**RECORD EXTRACTS:**

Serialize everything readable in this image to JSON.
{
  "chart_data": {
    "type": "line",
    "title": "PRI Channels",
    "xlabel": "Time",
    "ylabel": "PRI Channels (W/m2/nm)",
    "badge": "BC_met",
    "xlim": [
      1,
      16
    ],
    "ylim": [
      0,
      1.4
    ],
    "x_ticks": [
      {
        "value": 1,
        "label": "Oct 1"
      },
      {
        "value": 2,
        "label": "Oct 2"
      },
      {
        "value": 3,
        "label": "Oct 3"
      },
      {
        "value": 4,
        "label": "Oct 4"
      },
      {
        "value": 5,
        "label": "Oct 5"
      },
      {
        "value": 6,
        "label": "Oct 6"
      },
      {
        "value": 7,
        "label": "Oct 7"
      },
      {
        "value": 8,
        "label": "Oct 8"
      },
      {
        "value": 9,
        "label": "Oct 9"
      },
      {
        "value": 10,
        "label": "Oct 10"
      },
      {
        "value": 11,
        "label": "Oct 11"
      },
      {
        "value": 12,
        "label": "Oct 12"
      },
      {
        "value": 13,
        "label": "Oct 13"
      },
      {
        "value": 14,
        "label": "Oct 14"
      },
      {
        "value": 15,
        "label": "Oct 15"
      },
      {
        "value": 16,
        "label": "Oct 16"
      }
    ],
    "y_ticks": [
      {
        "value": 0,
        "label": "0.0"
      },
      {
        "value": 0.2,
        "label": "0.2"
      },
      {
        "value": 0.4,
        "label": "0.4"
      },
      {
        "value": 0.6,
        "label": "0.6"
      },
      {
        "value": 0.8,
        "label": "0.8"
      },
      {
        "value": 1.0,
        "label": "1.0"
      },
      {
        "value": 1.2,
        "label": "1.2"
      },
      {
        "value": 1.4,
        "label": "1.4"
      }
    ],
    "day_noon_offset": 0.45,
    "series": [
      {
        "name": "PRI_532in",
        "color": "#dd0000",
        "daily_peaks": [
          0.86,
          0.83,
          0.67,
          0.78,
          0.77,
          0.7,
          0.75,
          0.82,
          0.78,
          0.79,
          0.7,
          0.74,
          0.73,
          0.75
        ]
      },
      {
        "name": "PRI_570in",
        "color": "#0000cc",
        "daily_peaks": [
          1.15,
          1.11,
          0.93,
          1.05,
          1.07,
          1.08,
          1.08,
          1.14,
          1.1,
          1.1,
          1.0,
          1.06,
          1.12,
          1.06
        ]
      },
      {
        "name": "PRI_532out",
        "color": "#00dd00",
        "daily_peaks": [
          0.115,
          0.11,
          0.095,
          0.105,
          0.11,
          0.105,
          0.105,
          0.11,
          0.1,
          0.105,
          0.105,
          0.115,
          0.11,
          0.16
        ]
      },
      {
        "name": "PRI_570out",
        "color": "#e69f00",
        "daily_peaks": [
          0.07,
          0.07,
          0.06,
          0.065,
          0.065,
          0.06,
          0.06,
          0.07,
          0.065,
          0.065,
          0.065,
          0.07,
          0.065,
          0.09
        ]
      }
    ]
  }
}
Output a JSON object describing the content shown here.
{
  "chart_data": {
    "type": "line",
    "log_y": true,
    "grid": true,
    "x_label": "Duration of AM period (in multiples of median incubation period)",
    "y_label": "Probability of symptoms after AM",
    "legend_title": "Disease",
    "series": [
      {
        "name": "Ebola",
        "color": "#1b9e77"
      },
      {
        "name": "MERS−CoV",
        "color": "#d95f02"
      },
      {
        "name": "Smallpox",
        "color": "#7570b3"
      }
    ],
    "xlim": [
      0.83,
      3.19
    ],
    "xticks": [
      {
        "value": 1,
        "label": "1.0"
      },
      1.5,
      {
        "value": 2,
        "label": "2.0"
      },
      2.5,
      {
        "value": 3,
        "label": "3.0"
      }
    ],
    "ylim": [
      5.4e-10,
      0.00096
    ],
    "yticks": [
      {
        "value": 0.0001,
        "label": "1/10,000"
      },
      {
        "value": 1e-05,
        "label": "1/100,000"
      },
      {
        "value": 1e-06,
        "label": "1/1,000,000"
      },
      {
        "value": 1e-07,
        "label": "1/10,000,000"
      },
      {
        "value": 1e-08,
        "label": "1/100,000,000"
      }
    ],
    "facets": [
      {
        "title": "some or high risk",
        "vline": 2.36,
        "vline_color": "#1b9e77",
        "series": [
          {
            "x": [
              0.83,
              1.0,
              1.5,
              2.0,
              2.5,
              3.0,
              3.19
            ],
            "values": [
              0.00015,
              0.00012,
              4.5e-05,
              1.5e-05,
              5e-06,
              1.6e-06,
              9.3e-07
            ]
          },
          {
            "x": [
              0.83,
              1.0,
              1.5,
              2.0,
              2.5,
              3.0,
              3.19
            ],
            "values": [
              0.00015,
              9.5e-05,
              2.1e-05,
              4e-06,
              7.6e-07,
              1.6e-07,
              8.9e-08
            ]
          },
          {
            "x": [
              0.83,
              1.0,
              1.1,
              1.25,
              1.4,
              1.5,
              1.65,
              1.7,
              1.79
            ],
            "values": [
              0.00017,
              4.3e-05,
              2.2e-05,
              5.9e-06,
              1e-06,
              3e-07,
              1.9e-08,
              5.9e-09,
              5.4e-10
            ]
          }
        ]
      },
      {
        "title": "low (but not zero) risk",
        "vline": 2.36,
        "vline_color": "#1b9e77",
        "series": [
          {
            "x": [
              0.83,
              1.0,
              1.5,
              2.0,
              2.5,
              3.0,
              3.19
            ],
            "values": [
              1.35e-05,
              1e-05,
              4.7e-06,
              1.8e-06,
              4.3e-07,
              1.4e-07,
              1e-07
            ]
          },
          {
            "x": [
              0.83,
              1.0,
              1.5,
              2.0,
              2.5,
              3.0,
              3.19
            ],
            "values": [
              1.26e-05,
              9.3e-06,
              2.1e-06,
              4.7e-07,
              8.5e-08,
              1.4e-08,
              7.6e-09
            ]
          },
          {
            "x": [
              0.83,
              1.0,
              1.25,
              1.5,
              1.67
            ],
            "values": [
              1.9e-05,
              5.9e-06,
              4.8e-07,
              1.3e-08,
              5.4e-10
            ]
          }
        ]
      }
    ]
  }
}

**JOB:** Output the entries verbatim.

**RESULT:**
Serialize everything readable in this image to JSON.
{
  "chart_data": {
    "type": "line",
    "title": "PRI Channels",
    "xlabel": "Time",
    "ylabel": "PRI Channels (W/m2/nm)",
    "badge": "BC_met",
    "xlim": [
      1,
      16
    ],
    "ylim": [
      0,
      1.4
    ],
    "x_ticks": [
      {
        "value": 1,
        "label": "Oct 1"
      },
      {
        "value": 2,
        "label": "Oct 2"
      },
      {
        "value": 3,
        "label": "Oct 3"
      },
      {
        "value": 4,
        "label": "Oct 4"
      },
      {
        "value": 5,
        "label": "Oct 5"
      },
      {
        "value": 6,
        "label": "Oct 6"
      },
      {
        "value": 7,
        "label": "Oct 7"
      },
      {
        "value": 8,
        "label": "Oct 8"
      },
      {
        "value": 9,
        "label": "Oct 9"
      },
      {
        "value": 10,
        "label": "Oct 10"
      },
      {
        "value": 11,
        "label": "Oct 11"
      },
      {
        "value": 12,
        "label": "Oct 12"
      },
      {
        "value": 13,
        "label": "Oct 13"
      },
      {
        "value": 14,
        "label": "Oct 14"
      },
      {
        "value": 15,
        "label": "Oct 15"
      },
      {
        "value": 16,
        "label": "Oct 16"
      }
    ],
    "y_ticks": [
      {
        "value": 0,
        "label": "0.0"
      },
      {
        "value": 0.2,
        "label": "0.2"
      },
      {
        "value": 0.4,
        "label": "0.4"
      },
      {
        "value": 0.6,
        "label": "0.6"
      },
      {
        "value": 0.8,
        "label": "0.8"
      },
      {
        "value": 1.0,
        "label": "1.0"
      },
      {
        "value": 1.2,
        "label": "1.2"
      },
      {
        "value": 1.4,
        "label": "1.4"
      }
    ],
    "day_noon_offset": 0.45,
    "series": [
      {
        "name": "PRI_532in",
        "color": "#dd0000",
        "daily_peaks": [
          0.86,
          0.83,
          0.67,
          0.78,
          0.77,
          0.7,
          0.75,
          0.82,
          0.78,
          0.79,
          0.7,
          0.74,
          0.73,
          0.75
        ]
      },
      {
        "name": "PRI_570in",
        "color": "#0000cc",
        "daily_peaks": [
          1.15,
          1.11,
          0.93,
          1.05,
          1.07,
          1.08,
          1.08,
          1.14,
          1.1,
          1.1,
          1.0,
          1.06,
          1.12,
          1.06
        ]
      },
      {
        "name": "PRI_532out",
        "color": "#00dd00",
        "daily_peaks": [
          0.115,
          0.11,
          0.095,
          0.105,
          0.11,
          0.105,
          0.105,
          0.11,
          0.1,
          0.105,
          0.105,
          0.115,
          0.11,
          0.16
        ]
      },
      {
        "name": "PRI_570out",
        "color": "#e69f00",
        "daily_peaks": [
          0.07,
          0.07,
          0.06,
          0.065,
          0.065,
          0.06,
          0.06,
          0.07,
          0.065,
          0.065,
          0.065,
          0.07,
          0.065,
          0.09
        ]
      }
    ]
  }
}
Output a JSON object describing the content shown here.
{
  "chart_data": {
    "type": "line",
    "log_y": true,
    "grid": true,
    "x_label": "Duration of AM period (in multiples of median incubation period)",
    "y_label": "Probability of symptoms after AM",
    "legend_title": "Disease",
    "series": [
      {
        "name": "Ebola",
        "color": "#1b9e77"
      },
      {
        "name": "MERS−CoV",
        "color": "#d95f02"
      },
      {
        "name": "Smallpox",
        "color": "#7570b3"
      }
    ],
    "xlim": [
      0.83,
      3.19
    ],
    "xticks": [
      {
        "value": 1,
        "label": "1.0"
      },
      1.5,
      {
        "value": 2,
        "label": "2.0"
      },
      2.5,
      {
        "value": 3,
        "label": "3.0"
      }
    ],
    "ylim": [
      5.4e-10,
      0.00096
    ],
    "yticks": [
      {
        "value": 0.0001,
        "label": "1/10,000"
      },
      {
        "value": 1e-05,
        "label": "1/100,000"
      },
      {
        "value": 1e-06,
        "label": "1/1,000,000"
      },
      {
        "value": 1e-07,
        "label": "1/10,000,000"
      },
      {
        "value": 1e-08,
        "label": "1/100,000,000"
      }
    ],
    "facets": [
      {
        "title": "some or high risk",
        "vline": 2.36,
        "vline_color": "#1b9e77",
        "series": [
          {
            "x": [
              0.83,
              1.0,
              1.5,
              2.0,
              2.5,
              3.0,
              3.19
            ],
            "values": [
              0.00015,
              0.00012,
              4.5e-05,
              1.5e-05,
              5e-06,
              1.6e-06,
              9.3e-07
            ]
          },
          {
            "x": [
              0.83,
              1.0,
              1.5,
              2.0,
              2.5,
              3.0,
              3.19
            ],
            "values": [
              0.00015,
              9.5e-05,
              2.1e-05,
              4e-06,
              7.6e-07,
              1.6e-07,
              8.9e-08
            ]
          },
          {
            "x": [
              0.83,
              1.0,
              1.1,
              1.25,
              1.4,
              1.5,
              1.65,
              1.7,
              1.79
            ],
            "values": [
              0.00017,
              4.3e-05,
              2.2e-05,
              5.9e-06,
              1e-06,
              3e-07,
              1.9e-08,
              5.9e-09,
              5.4e-10
            ]
          }
        ]
      },
      {
        "title": "low (but not zero) risk",
        "vline": 2.36,
        "vline_color": "#1b9e77",
        "series": [
          {
            "x": [
              0.83,
              1.0,
              1.5,
              2.0,
              2.5,
              3.0,
              3.19
            ],
            "values": [
              1.35e-05,
              1e-05,
              4.7e-06,
              1.8e-06,
              4.3e-07,
              1.4e-07,
              1e-07
            ]
          },
          {
            "x": [
              0.83,
              1.0,
              1.5,
              2.0,
              2.5,
              3.0,
              3.19
            ],
            "values": [
              1.26e-05,
              9.3e-06,
              2.1e-06,
              4.7e-07,
              8.5e-08,
              1.4e-08,
              7.6e-09
            ]
          },
          {
            "x": [
              0.83,
              1.0,
              1.25,
              1.5,
              1.67
            ],
            "values": [
              1.9e-05,
              5.9e-06,
              4.8e-07,
              1.3e-08,
              5.4e-10
            ]
          }
        ]
      }
    ]
  }
}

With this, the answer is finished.